[WHAT TO PRODUCE] From the records, pick out and copy each line containing "date".

[ENTRIES PROVIDED]
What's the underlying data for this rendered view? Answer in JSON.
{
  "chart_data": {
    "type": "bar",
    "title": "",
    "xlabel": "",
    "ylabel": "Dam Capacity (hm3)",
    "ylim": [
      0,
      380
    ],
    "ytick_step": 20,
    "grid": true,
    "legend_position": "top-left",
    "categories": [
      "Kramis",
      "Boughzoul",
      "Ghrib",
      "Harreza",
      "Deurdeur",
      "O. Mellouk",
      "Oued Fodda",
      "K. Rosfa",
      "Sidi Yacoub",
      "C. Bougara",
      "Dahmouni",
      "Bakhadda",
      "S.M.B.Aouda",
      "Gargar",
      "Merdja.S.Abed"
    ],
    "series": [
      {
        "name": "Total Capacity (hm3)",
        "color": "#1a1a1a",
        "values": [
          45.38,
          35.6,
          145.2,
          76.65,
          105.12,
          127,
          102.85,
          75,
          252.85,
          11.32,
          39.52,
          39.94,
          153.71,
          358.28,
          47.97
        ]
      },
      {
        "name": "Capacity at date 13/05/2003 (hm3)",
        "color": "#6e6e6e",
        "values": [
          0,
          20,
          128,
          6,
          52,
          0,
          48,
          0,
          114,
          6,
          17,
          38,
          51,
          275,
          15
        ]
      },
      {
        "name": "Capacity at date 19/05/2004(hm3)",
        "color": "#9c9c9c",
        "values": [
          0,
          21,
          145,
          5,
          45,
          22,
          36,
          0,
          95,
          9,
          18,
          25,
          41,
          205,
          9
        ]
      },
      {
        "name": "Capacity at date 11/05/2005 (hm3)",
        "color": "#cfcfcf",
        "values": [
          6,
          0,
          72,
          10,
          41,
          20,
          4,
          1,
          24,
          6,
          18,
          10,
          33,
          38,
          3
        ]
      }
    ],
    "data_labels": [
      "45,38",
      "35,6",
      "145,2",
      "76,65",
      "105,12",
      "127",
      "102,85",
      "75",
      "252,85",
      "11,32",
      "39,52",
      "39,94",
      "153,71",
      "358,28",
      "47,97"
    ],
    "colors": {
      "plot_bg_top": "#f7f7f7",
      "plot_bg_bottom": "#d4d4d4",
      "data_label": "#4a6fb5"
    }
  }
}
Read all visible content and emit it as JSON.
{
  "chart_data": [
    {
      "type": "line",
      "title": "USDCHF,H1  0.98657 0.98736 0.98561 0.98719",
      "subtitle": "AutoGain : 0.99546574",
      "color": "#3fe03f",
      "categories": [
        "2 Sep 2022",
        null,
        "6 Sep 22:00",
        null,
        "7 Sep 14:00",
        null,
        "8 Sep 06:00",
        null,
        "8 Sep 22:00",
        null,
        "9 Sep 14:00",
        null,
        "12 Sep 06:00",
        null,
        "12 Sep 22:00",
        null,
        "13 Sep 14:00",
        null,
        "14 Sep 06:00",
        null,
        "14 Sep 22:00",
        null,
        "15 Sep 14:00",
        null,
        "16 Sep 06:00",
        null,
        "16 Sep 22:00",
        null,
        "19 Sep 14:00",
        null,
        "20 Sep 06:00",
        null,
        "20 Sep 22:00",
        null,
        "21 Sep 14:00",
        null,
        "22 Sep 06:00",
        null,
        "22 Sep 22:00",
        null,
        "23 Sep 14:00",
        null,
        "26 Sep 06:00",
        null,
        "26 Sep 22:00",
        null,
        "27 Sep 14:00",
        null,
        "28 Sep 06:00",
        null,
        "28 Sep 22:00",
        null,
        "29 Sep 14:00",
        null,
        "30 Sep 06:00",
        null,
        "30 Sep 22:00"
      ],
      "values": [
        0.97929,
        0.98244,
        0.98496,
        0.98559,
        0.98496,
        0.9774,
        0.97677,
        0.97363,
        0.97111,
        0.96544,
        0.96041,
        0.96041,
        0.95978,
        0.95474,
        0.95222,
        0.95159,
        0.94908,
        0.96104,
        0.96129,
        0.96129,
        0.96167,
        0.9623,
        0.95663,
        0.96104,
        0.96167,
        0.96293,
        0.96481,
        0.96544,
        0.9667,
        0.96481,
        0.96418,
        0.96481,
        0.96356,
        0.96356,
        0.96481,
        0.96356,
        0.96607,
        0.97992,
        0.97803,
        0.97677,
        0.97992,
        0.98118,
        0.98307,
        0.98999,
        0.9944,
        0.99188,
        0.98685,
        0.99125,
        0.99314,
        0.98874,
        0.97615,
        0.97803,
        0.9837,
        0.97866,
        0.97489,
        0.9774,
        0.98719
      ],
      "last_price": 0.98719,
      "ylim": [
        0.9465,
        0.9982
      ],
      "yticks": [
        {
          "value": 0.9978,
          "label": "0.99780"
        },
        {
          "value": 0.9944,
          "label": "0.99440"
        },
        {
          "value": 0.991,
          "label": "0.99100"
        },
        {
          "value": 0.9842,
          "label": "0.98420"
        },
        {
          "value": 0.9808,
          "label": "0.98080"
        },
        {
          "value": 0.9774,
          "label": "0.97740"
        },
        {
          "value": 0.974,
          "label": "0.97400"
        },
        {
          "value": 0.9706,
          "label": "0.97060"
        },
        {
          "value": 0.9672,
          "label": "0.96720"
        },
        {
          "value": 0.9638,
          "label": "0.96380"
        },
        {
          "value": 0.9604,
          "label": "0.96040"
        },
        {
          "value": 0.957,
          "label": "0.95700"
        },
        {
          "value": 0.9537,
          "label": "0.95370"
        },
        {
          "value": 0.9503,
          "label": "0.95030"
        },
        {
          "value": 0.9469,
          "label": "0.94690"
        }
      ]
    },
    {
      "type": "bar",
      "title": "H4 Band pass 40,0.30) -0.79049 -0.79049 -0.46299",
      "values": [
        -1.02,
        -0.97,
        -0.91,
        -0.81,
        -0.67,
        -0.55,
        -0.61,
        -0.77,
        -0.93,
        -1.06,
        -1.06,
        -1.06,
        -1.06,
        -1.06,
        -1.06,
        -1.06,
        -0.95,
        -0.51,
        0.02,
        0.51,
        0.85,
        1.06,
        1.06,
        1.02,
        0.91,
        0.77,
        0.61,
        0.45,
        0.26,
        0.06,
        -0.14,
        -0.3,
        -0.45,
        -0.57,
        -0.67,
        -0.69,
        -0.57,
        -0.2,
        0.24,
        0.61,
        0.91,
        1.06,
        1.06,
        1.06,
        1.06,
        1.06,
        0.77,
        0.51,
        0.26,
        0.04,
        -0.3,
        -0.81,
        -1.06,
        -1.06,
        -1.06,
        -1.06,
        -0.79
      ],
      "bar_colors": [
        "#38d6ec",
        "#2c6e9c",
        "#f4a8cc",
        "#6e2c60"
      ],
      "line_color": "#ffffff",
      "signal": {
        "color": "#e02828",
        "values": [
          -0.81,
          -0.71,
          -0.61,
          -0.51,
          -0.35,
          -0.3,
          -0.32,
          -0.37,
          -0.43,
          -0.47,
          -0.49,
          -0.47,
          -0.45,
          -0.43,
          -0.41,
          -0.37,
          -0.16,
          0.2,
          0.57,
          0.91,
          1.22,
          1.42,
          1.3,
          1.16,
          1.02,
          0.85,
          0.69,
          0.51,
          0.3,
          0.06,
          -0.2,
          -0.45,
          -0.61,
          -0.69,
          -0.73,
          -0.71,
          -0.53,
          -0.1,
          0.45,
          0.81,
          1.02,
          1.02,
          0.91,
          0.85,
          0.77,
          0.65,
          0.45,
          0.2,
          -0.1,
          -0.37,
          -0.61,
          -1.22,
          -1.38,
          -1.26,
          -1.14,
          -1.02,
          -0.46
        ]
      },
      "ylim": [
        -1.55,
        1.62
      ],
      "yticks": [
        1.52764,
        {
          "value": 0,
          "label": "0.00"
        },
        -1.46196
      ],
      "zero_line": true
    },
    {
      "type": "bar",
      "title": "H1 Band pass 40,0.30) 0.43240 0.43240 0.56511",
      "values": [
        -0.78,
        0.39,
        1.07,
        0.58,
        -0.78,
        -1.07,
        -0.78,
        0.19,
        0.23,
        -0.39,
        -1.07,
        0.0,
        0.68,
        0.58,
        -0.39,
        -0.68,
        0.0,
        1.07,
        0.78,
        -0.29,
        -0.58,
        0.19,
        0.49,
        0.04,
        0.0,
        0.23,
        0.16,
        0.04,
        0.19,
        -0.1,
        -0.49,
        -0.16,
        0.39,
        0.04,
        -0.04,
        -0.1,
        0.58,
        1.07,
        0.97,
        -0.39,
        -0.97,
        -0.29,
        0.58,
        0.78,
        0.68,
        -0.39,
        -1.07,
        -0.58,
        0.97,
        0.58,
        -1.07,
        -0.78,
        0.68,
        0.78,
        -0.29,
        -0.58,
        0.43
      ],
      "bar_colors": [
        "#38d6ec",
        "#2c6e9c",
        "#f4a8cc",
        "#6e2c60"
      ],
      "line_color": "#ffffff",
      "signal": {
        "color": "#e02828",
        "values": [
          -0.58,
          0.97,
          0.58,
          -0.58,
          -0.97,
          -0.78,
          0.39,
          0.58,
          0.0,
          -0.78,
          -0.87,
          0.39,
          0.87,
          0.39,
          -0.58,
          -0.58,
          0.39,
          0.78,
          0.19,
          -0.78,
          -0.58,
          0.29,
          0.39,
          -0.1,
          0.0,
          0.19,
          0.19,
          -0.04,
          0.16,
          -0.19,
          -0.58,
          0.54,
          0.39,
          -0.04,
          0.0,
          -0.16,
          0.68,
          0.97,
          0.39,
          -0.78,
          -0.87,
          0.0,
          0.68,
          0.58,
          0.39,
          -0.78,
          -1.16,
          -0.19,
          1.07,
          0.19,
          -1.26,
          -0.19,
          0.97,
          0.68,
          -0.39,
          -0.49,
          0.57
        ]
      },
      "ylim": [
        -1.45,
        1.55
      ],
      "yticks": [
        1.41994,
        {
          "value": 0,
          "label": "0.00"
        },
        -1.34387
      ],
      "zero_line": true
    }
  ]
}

[SOLUTION BELOW]
        "name": "Capacity at date 13/05/2003 (hm3)",
        "name": "Capacity at date 19/05/2004(hm3)",
        "name": "Capacity at date 11/05/2005 (hm3)",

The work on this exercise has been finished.